### WORK TO COMPLETE
Using the listing below, retype only the lines from the line with "Type out the text in this image." through the end, both ends included, and exclude the pictures.
#### DATASET ROWS ####
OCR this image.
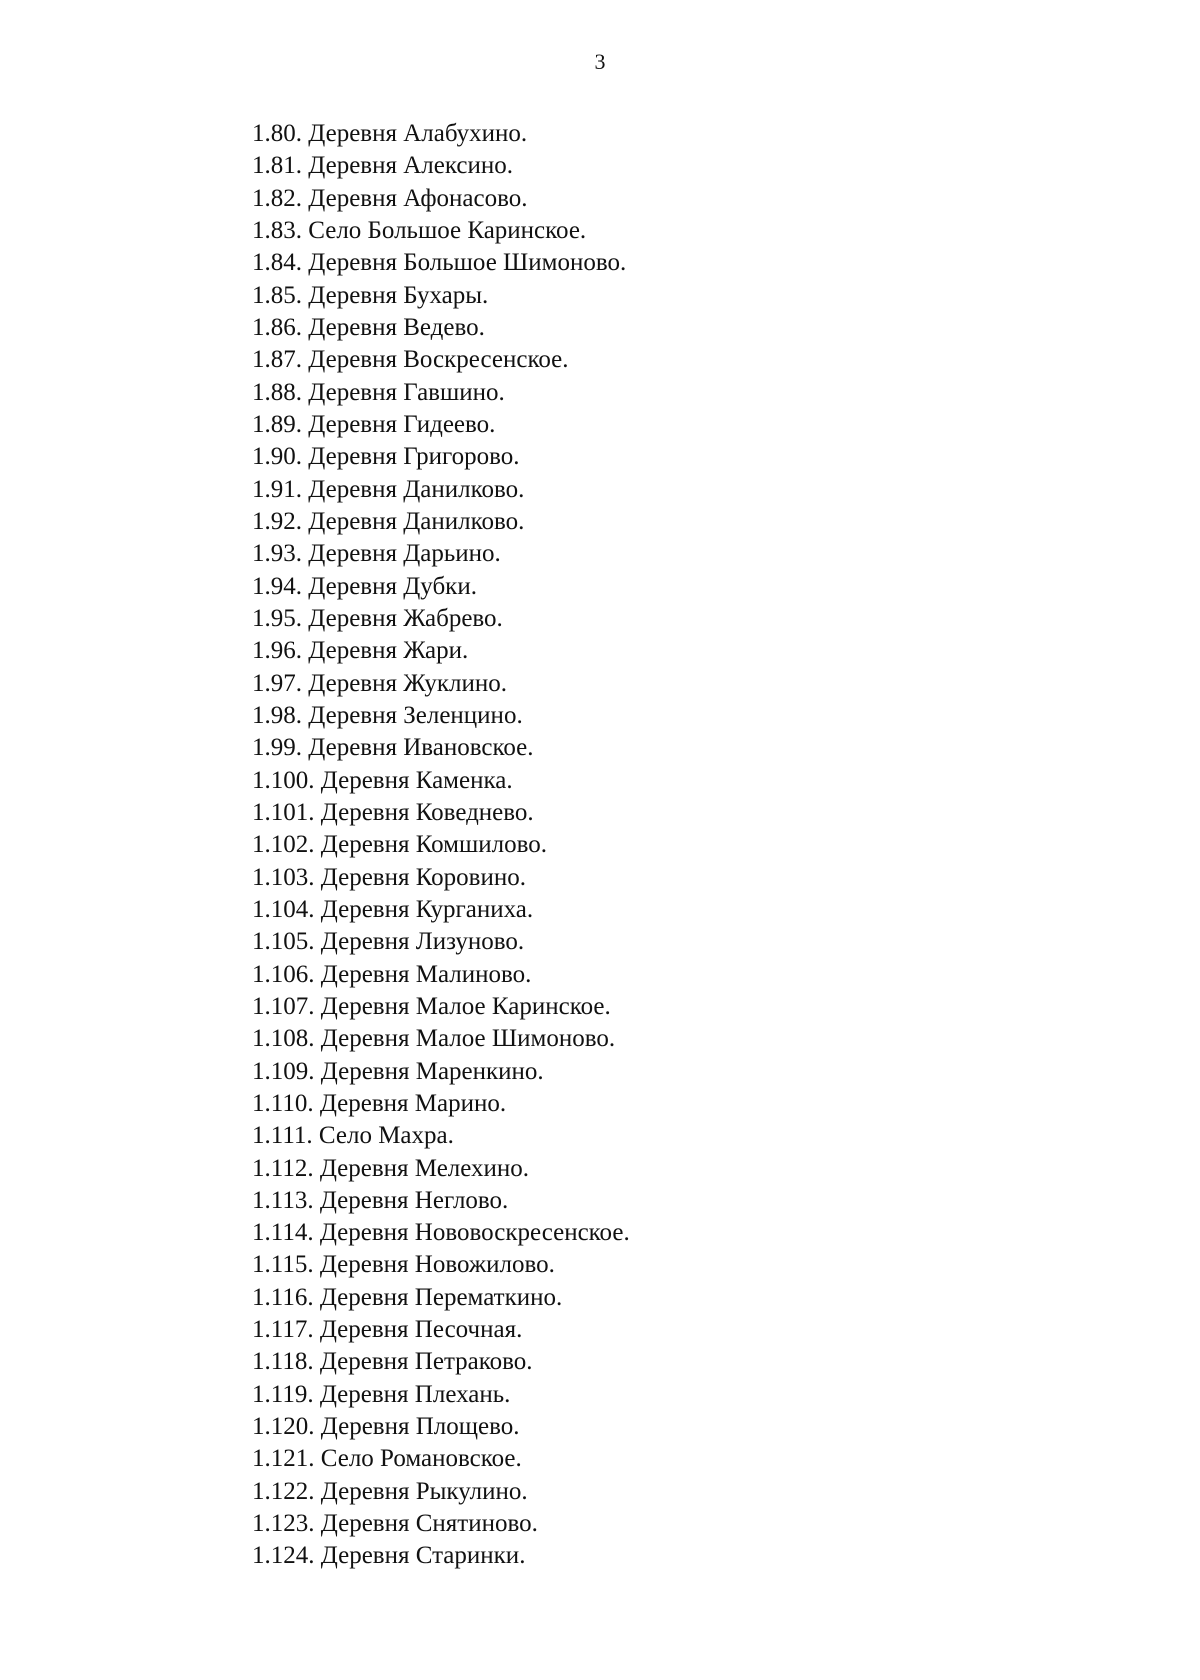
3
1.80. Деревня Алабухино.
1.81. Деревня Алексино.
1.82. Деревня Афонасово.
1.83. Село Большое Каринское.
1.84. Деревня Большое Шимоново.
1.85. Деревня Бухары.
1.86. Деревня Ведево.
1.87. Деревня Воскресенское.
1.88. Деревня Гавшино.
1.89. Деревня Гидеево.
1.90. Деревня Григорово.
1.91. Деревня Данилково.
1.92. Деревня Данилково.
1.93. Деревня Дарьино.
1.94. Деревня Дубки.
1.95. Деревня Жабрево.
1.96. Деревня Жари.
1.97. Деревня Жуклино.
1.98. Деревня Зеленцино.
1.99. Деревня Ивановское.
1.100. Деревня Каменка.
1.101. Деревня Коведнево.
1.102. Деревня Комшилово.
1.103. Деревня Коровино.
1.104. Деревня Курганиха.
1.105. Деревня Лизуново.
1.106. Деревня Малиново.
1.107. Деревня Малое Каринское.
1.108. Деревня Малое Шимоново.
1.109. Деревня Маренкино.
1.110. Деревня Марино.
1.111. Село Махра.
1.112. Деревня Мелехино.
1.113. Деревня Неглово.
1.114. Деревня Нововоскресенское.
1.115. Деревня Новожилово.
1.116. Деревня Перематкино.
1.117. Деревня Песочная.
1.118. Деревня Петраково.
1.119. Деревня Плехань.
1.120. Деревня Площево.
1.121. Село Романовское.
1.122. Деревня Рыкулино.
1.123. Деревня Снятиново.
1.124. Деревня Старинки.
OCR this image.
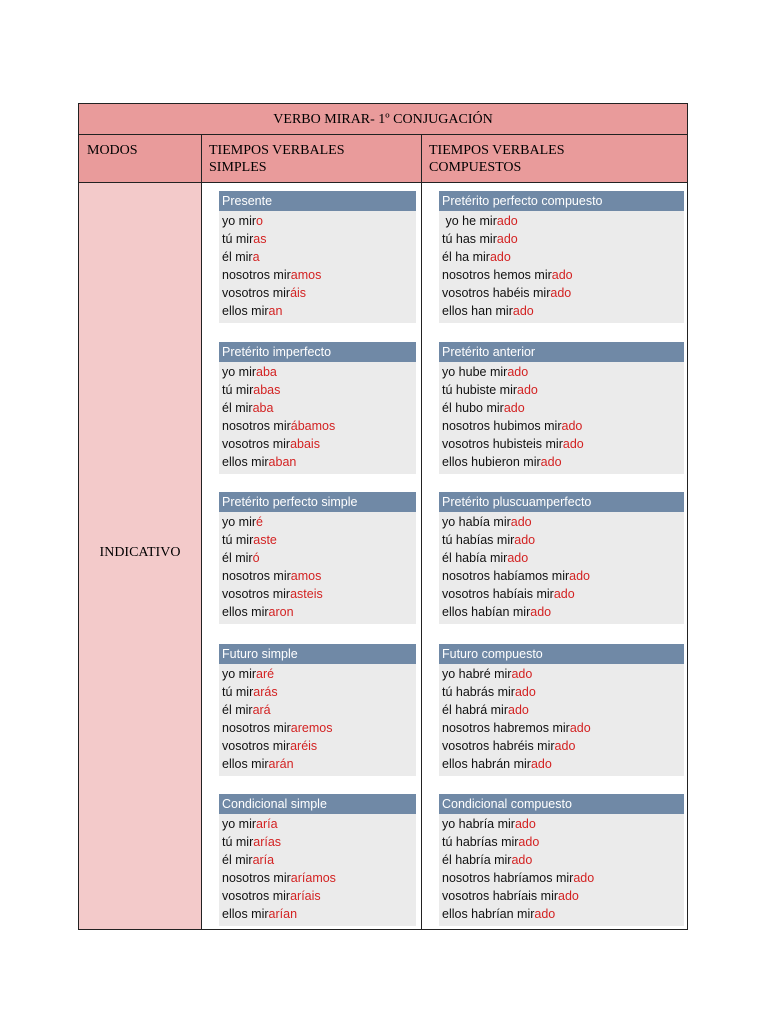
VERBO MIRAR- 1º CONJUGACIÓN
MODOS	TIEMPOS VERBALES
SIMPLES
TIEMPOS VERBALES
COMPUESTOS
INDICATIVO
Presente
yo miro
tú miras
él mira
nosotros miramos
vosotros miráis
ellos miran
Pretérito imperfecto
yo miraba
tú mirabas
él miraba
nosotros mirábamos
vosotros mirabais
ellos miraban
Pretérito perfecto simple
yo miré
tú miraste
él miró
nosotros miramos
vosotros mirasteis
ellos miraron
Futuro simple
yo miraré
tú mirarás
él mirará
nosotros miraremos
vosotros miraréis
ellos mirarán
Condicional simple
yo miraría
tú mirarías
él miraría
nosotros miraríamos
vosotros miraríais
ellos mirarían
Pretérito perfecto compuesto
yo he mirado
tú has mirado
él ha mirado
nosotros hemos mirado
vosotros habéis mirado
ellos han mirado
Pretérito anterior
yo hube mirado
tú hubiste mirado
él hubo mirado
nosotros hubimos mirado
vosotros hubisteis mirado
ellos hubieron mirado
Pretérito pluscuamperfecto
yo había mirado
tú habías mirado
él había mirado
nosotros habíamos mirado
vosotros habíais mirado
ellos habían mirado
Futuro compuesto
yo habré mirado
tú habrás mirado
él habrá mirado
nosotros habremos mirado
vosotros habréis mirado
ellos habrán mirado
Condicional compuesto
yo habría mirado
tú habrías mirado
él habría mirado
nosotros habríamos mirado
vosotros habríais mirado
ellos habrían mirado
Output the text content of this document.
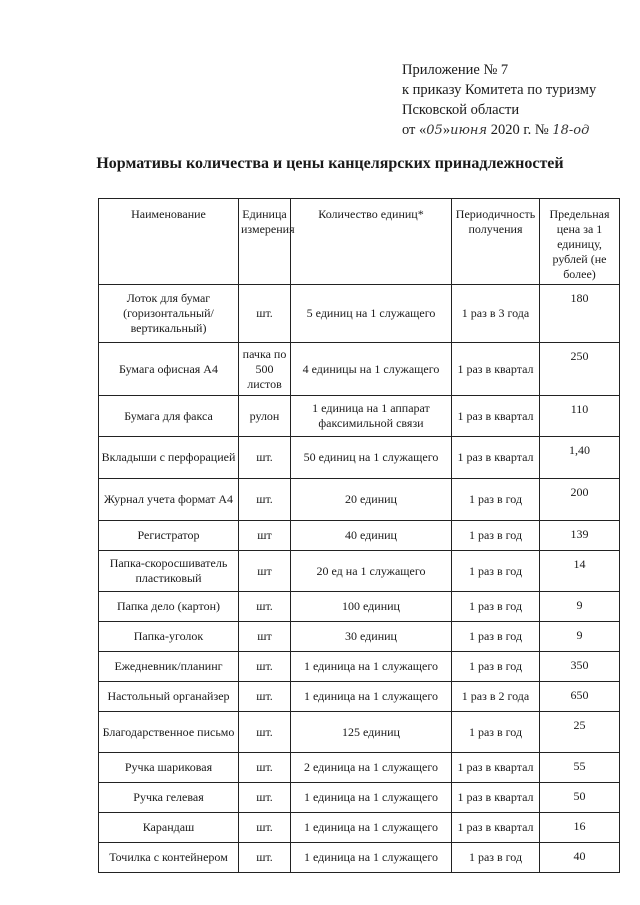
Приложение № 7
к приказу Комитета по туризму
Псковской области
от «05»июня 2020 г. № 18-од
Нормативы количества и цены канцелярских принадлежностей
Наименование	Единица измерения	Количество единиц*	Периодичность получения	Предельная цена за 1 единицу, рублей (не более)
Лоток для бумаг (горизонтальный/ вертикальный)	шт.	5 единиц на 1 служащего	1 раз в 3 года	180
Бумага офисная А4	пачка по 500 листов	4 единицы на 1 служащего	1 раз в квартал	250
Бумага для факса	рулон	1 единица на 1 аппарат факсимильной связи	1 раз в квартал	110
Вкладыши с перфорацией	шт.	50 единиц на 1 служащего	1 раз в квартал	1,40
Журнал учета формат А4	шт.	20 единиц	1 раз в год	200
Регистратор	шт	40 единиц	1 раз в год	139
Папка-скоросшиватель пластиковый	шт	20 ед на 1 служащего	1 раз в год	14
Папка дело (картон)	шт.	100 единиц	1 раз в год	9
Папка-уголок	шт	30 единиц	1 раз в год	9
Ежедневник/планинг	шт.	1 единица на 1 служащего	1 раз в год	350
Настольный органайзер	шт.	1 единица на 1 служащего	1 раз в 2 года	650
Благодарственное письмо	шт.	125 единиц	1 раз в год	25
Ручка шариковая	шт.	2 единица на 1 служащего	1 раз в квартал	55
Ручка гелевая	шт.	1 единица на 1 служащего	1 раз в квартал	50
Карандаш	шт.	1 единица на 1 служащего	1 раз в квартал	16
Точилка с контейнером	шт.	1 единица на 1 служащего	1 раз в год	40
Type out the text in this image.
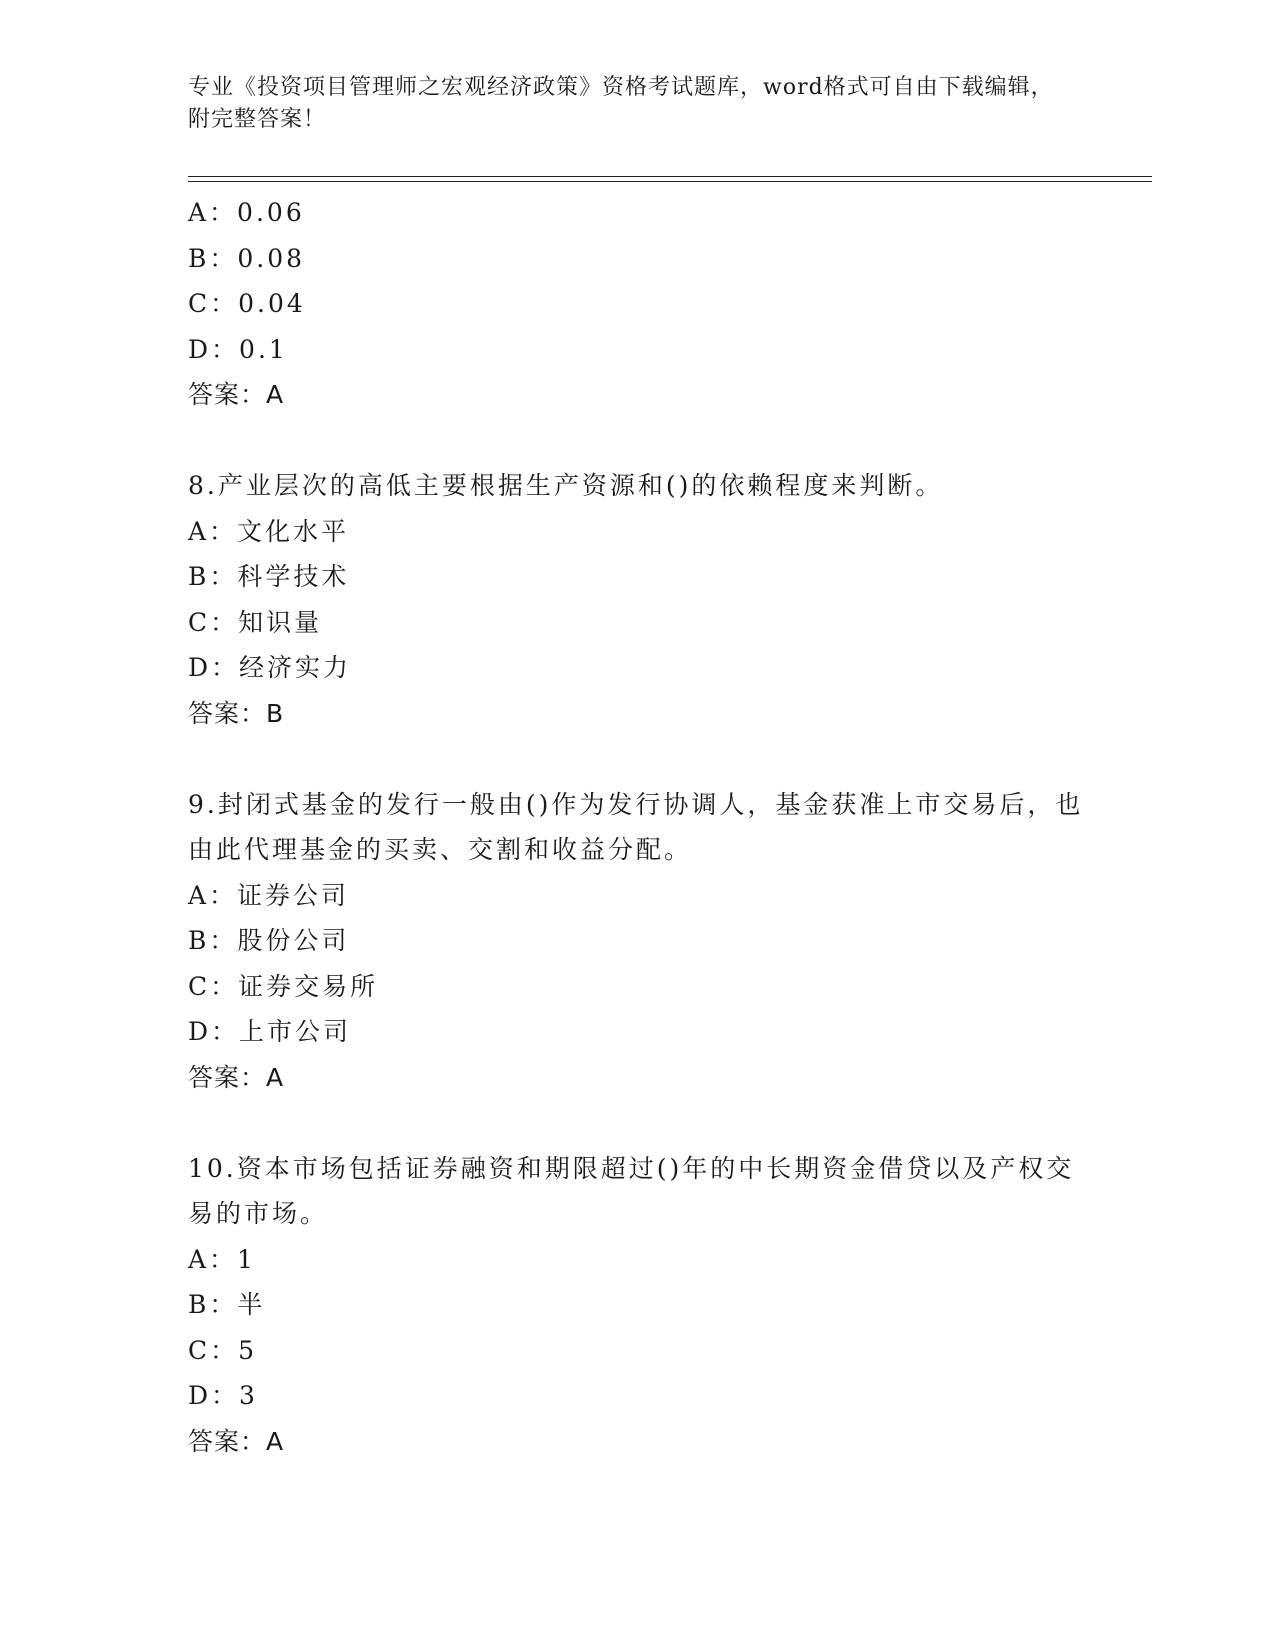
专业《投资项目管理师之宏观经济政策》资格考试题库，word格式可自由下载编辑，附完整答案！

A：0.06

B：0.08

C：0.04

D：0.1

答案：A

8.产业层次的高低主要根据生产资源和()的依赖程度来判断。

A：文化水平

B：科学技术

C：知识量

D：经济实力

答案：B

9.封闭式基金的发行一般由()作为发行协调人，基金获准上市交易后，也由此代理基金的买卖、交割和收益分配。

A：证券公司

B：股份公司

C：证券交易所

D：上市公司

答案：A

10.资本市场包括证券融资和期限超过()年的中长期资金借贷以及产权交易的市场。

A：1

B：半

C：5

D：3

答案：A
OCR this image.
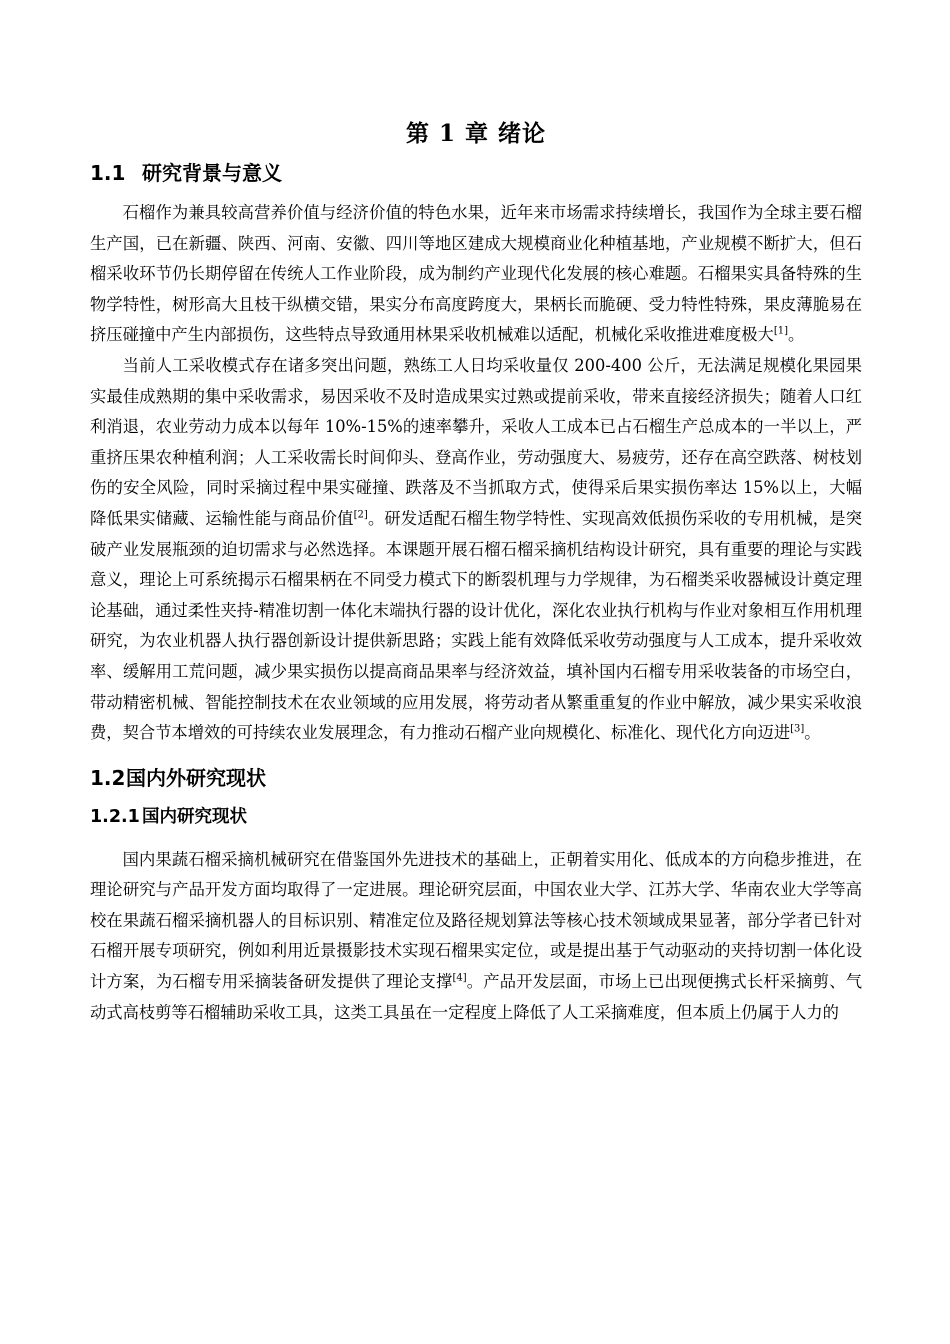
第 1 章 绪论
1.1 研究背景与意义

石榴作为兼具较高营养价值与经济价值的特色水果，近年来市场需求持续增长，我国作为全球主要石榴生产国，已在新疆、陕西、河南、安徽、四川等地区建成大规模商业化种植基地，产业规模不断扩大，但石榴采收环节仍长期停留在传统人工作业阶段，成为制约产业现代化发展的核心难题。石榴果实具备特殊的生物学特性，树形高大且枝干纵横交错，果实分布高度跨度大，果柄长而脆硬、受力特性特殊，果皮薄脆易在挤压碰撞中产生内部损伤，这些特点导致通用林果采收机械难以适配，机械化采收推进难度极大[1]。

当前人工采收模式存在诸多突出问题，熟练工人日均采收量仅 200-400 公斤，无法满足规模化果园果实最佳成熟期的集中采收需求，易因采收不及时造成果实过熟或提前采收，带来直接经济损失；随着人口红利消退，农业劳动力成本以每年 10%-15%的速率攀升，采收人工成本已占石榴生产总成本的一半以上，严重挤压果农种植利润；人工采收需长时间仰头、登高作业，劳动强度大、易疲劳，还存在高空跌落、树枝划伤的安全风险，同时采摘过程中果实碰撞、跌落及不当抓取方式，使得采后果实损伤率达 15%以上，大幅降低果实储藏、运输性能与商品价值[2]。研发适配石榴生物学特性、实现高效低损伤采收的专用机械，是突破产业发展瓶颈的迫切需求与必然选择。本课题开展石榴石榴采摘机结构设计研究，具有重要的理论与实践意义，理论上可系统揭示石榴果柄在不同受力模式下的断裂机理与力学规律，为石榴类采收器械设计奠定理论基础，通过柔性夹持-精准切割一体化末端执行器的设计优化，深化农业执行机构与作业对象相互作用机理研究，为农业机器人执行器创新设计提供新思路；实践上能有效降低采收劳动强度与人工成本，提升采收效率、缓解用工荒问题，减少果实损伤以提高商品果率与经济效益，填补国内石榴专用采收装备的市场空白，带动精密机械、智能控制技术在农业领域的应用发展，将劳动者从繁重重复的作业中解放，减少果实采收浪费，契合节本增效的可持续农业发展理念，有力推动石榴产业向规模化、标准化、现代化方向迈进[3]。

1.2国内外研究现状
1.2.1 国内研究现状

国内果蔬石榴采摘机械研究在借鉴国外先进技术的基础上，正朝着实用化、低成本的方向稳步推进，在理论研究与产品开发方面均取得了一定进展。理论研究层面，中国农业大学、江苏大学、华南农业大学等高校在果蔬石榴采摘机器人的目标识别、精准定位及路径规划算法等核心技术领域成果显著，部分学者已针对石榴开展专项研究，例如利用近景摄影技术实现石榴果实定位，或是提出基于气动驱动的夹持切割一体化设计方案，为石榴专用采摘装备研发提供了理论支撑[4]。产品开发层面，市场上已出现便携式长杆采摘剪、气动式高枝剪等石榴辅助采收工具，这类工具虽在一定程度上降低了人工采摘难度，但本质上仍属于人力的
####
### SOLUTION
Type out the text in this image.
专业《投资项目管理师之宏观经济政策》资格考试题库，word格式可自由下载编辑，附完整答案！

A：0.06

B：0.08

C：0.04

D：0.1

答案：A

8.产业层次的高低主要根据生产资源和()的依赖程度来判断。

A：文化水平

B：科学技术

C：知识量

D：经济实力

答案：B

9.封闭式基金的发行一般由()作为发行协调人，基金获准上市交易后，也由此代理基金的买卖、交割和收益分配。

A：证券公司

B：股份公司

C：证券交易所

D：上市公司

答案：A

10.资本市场包括证券融资和期限超过()年的中长期资金借贷以及产权交易的市场。

A：1

B：半

C：5

D：3

答案：A
OCR this image.
第 1 章 绪论
1.1 研究背景与意义

石榴作为兼具较高营养价值与经济价值的特色水果，近年来市场需求持续增长，我国作为全球主要石榴生产国，已在新疆、陕西、河南、安徽、四川等地区建成大规模商业化种植基地，产业规模不断扩大，但石榴采收环节仍长期停留在传统人工作业阶段，成为制约产业现代化发展的核心难题。石榴果实具备特殊的生物学特性，树形高大且枝干纵横交错，果实分布高度跨度大，果柄长而脆硬、受力特性特殊，果皮薄脆易在挤压碰撞中产生内部损伤，这些特点导致通用林果采收机械难以适配，机械化采收推进难度极大[1]。

当前人工采收模式存在诸多突出问题，熟练工人日均采收量仅 200-400 公斤，无法满足规模化果园果实最佳成熟期的集中采收需求，易因采收不及时造成果实过熟或提前采收，带来直接经济损失；随着人口红利消退，农业劳动力成本以每年 10%-15%的速率攀升，采收人工成本已占石榴生产总成本的一半以上，严重挤压果农种植利润；人工采收需长时间仰头、登高作业，劳动强度大、易疲劳，还存在高空跌落、树枝划伤的安全风险，同时采摘过程中果实碰撞、跌落及不当抓取方式，使得采后果实损伤率达 15%以上，大幅降低果实储藏、运输性能与商品价值[2]。研发适配石榴生物学特性、实现高效低损伤采收的专用机械，是突破产业发展瓶颈的迫切需求与必然选择。本课题开展石榴石榴采摘机结构设计研究，具有重要的理论与实践意义，理论上可系统揭示石榴果柄在不同受力模式下的断裂机理与力学规律，为石榴类采收器械设计奠定理论基础，通过柔性夹持-精准切割一体化末端执行器的设计优化，深化农业执行机构与作业对象相互作用机理研究，为农业机器人执行器创新设计提供新思路；实践上能有效降低采收劳动强度与人工成本，提升采收效率、缓解用工荒问题，减少果实损伤以提高商品果率与经济效益，填补国内石榴专用采收装备的市场空白，带动精密机械、智能控制技术在农业领域的应用发展，将劳动者从繁重重复的作业中解放，减少果实采收浪费，契合节本增效的可持续农业发展理念，有力推动石榴产业向规模化、标准化、现代化方向迈进[3]。

1.2国内外研究现状
1.2.1 国内研究现状

国内果蔬石榴采摘机械研究在借鉴国外先进技术的基础上，正朝着实用化、低成本的方向稳步推进，在理论研究与产品开发方面均取得了一定进展。理论研究层面，中国农业大学、江苏大学、华南农业大学等高校在果蔬石榴采摘机器人的目标识别、精准定位及路径规划算法等核心技术领域成果显著，部分学者已针对石榴开展专项研究，例如利用近景摄影技术实现石榴果实定位，或是提出基于气动驱动的夹持切割一体化设计方案，为石榴专用采摘装备研发提供了理论支撑[4]。产品开发层面，市场上已出现便携式长杆采摘剪、气动式高枝剪等石榴辅助采收工具，这类工具虽在一定程度上降低了人工采摘难度，但本质上仍属于人力的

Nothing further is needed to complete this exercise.